■ Description of the task
Copy, character for character, the records from their first line through the line that contains "legend: 3 Years".

■ Material for this task
• • • • •
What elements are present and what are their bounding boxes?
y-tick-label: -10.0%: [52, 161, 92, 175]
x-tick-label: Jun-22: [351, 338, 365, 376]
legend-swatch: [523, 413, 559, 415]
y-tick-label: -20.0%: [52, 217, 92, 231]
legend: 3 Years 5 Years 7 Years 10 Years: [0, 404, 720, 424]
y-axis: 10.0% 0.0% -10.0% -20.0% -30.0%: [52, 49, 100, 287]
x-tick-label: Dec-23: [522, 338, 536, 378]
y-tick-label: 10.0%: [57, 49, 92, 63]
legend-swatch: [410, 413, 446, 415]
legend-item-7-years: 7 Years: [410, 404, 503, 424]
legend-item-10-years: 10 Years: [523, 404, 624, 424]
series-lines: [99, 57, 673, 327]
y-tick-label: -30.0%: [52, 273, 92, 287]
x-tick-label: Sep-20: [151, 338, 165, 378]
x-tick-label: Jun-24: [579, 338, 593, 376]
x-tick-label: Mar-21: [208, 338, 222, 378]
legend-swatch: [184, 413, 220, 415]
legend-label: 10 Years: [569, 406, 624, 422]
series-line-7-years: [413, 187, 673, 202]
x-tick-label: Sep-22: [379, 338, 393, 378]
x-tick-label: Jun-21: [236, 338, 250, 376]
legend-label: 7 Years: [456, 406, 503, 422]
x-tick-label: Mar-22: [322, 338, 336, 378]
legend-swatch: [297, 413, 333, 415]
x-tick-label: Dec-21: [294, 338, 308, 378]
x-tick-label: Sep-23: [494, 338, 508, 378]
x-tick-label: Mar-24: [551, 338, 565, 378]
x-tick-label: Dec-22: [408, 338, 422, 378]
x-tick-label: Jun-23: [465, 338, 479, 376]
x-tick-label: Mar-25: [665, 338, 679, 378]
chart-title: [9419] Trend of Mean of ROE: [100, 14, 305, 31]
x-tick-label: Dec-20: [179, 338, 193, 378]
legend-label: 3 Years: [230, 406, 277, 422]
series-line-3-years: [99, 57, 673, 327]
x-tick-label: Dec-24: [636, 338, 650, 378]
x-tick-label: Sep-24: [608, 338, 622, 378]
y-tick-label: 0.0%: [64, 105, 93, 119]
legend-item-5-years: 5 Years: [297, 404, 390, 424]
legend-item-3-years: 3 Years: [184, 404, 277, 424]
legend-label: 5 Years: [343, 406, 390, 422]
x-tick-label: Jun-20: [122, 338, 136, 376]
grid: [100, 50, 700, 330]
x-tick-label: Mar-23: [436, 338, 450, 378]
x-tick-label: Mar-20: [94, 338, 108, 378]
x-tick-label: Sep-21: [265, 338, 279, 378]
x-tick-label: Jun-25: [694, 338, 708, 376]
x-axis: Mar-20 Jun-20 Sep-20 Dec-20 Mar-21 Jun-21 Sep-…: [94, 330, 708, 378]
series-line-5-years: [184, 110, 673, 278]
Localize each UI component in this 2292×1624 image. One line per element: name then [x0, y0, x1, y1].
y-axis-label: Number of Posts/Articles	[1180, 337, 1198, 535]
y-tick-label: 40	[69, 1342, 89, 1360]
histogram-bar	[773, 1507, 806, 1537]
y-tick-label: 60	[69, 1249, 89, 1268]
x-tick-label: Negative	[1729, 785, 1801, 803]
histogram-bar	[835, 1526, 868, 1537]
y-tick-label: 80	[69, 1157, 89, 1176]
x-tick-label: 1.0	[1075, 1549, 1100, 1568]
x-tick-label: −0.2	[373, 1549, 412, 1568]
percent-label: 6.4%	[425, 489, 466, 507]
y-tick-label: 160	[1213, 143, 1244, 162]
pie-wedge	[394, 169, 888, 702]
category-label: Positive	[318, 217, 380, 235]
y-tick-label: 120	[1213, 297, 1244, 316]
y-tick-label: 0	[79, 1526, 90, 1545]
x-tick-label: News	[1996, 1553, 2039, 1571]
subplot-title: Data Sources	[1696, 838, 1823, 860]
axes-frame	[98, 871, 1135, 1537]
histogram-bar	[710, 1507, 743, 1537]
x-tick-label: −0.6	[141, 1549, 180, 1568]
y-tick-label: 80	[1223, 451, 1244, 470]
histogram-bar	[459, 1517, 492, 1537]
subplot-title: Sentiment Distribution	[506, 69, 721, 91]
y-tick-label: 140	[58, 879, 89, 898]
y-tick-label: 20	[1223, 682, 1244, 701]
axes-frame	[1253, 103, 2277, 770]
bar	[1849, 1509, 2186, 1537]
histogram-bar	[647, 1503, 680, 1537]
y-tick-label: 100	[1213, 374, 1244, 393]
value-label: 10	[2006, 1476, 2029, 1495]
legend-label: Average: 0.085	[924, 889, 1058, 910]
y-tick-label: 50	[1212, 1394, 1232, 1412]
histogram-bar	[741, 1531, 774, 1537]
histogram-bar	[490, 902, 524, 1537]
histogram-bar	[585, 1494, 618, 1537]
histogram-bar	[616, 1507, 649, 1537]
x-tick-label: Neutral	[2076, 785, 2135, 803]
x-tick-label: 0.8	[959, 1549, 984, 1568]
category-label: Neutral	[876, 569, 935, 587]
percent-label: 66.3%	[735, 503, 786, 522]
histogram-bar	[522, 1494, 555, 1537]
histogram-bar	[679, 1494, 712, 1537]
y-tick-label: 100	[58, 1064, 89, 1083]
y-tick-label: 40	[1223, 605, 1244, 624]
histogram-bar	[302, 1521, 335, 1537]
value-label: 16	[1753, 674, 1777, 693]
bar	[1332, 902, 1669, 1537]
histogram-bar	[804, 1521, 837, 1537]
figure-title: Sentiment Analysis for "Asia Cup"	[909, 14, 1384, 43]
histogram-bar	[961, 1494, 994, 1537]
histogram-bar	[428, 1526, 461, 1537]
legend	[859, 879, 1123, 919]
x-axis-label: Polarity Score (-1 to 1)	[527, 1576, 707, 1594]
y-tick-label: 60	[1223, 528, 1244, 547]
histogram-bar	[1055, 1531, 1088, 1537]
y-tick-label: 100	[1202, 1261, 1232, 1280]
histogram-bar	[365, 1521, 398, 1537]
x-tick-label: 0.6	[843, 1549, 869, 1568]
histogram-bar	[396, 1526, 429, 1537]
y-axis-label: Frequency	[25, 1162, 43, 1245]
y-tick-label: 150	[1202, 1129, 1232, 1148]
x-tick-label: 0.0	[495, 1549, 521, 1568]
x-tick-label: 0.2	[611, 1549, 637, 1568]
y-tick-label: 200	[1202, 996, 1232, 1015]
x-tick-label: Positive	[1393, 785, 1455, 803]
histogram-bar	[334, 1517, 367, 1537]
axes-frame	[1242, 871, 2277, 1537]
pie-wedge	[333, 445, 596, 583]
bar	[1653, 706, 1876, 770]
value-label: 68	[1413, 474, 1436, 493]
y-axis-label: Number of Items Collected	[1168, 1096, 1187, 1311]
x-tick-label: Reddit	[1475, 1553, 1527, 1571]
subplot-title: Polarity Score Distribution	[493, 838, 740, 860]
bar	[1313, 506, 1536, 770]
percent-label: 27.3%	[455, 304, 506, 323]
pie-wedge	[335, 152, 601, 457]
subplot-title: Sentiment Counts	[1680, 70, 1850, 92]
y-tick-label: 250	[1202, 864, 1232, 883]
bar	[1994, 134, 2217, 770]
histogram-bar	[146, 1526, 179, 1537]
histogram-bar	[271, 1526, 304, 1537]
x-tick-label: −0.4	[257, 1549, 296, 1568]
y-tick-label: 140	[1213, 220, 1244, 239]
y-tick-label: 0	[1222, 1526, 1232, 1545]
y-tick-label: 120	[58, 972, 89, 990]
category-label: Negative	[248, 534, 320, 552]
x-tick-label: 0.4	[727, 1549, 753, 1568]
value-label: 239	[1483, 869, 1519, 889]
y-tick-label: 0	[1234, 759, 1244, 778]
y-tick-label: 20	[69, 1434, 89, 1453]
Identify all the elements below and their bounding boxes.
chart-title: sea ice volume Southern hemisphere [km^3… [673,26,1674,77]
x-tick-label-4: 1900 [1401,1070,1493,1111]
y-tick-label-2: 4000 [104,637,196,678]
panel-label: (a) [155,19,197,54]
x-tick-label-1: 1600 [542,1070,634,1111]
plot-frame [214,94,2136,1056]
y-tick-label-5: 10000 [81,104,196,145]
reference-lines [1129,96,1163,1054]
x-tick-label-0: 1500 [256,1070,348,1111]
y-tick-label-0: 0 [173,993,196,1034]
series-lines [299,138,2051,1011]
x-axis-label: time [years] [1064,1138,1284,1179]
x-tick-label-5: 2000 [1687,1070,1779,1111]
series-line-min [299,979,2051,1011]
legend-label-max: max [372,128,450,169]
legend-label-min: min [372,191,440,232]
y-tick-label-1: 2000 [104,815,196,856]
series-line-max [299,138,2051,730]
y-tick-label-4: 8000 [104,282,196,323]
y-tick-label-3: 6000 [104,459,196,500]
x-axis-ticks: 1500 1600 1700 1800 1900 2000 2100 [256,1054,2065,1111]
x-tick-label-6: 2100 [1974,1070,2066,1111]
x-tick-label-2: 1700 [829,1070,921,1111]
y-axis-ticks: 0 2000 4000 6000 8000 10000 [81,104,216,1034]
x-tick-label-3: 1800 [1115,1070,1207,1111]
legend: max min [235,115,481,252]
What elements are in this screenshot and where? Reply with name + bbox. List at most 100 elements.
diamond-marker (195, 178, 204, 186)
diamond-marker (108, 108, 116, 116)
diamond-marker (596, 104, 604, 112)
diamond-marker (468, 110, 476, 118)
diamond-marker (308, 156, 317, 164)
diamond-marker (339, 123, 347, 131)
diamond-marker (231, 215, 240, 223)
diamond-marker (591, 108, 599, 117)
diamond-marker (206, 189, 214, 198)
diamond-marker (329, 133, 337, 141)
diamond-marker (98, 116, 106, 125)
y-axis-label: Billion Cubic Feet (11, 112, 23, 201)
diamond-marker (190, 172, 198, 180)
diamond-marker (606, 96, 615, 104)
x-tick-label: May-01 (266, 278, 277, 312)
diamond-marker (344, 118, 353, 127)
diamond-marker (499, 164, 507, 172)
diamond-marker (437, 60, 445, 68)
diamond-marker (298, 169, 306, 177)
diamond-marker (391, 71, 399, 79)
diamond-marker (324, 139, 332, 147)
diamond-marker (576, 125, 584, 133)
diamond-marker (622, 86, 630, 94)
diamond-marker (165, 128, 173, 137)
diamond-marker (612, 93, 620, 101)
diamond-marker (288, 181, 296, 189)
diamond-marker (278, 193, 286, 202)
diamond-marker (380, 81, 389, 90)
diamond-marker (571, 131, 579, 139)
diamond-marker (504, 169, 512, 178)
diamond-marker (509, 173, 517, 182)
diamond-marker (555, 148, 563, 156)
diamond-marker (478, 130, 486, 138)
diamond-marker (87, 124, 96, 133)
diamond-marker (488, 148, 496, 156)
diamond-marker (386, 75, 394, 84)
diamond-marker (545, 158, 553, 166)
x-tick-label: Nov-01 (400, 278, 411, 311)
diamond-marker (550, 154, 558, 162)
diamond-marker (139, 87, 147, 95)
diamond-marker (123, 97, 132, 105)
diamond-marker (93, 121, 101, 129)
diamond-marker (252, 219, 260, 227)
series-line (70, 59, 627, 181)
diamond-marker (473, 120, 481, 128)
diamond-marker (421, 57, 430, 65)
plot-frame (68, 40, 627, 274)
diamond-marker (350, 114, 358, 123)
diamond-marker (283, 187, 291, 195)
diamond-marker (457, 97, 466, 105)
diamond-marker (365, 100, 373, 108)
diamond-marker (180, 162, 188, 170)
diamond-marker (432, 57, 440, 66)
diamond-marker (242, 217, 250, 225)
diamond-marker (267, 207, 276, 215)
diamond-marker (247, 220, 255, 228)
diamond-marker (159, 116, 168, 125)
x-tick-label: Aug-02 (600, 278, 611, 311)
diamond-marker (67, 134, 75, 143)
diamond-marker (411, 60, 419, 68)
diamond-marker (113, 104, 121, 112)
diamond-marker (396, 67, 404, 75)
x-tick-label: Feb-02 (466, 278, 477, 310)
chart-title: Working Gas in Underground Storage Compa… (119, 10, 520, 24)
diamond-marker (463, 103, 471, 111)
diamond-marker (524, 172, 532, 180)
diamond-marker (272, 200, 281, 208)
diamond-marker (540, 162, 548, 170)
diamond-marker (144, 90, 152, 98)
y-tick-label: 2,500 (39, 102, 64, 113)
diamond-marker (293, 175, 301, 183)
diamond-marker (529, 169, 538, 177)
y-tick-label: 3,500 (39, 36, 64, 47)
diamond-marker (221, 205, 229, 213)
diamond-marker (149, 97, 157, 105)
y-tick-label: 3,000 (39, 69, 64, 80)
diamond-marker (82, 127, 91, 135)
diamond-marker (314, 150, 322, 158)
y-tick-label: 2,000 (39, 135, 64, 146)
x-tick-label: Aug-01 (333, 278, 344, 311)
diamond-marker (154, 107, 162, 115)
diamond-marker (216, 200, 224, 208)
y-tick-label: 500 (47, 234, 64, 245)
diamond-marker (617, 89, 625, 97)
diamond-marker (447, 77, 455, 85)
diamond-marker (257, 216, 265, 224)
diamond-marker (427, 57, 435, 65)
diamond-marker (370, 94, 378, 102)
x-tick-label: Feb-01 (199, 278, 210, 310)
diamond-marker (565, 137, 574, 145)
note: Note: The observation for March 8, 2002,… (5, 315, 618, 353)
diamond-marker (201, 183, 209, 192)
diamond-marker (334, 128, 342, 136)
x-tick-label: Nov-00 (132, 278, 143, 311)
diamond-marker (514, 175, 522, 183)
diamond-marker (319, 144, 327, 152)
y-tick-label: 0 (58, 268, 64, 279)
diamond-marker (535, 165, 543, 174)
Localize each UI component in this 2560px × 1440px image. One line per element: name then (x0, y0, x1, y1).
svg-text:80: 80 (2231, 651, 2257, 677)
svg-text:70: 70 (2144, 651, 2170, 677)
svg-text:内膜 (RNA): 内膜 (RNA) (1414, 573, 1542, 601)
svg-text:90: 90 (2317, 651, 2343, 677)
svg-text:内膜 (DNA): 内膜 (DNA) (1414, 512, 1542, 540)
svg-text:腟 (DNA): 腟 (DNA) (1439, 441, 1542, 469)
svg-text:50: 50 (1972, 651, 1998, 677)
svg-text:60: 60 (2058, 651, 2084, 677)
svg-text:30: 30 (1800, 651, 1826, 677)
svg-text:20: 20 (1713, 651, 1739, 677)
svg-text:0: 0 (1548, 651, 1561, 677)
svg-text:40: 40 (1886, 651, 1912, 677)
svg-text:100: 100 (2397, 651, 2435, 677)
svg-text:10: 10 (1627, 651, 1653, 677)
• • • • •
■ Solution to the problem
What elements are present and what are their bounding boxes?
y-tick-label: -10.0%: [52, 161, 92, 175]
x-tick-label: Jun-22: [351, 338, 365, 376]
legend-swatch: [523, 413, 559, 415]
y-tick-label: -20.0%: [52, 217, 92, 231]
legend: 3 Years 5 Years 7 Years 10 Years: [0, 404, 720, 424]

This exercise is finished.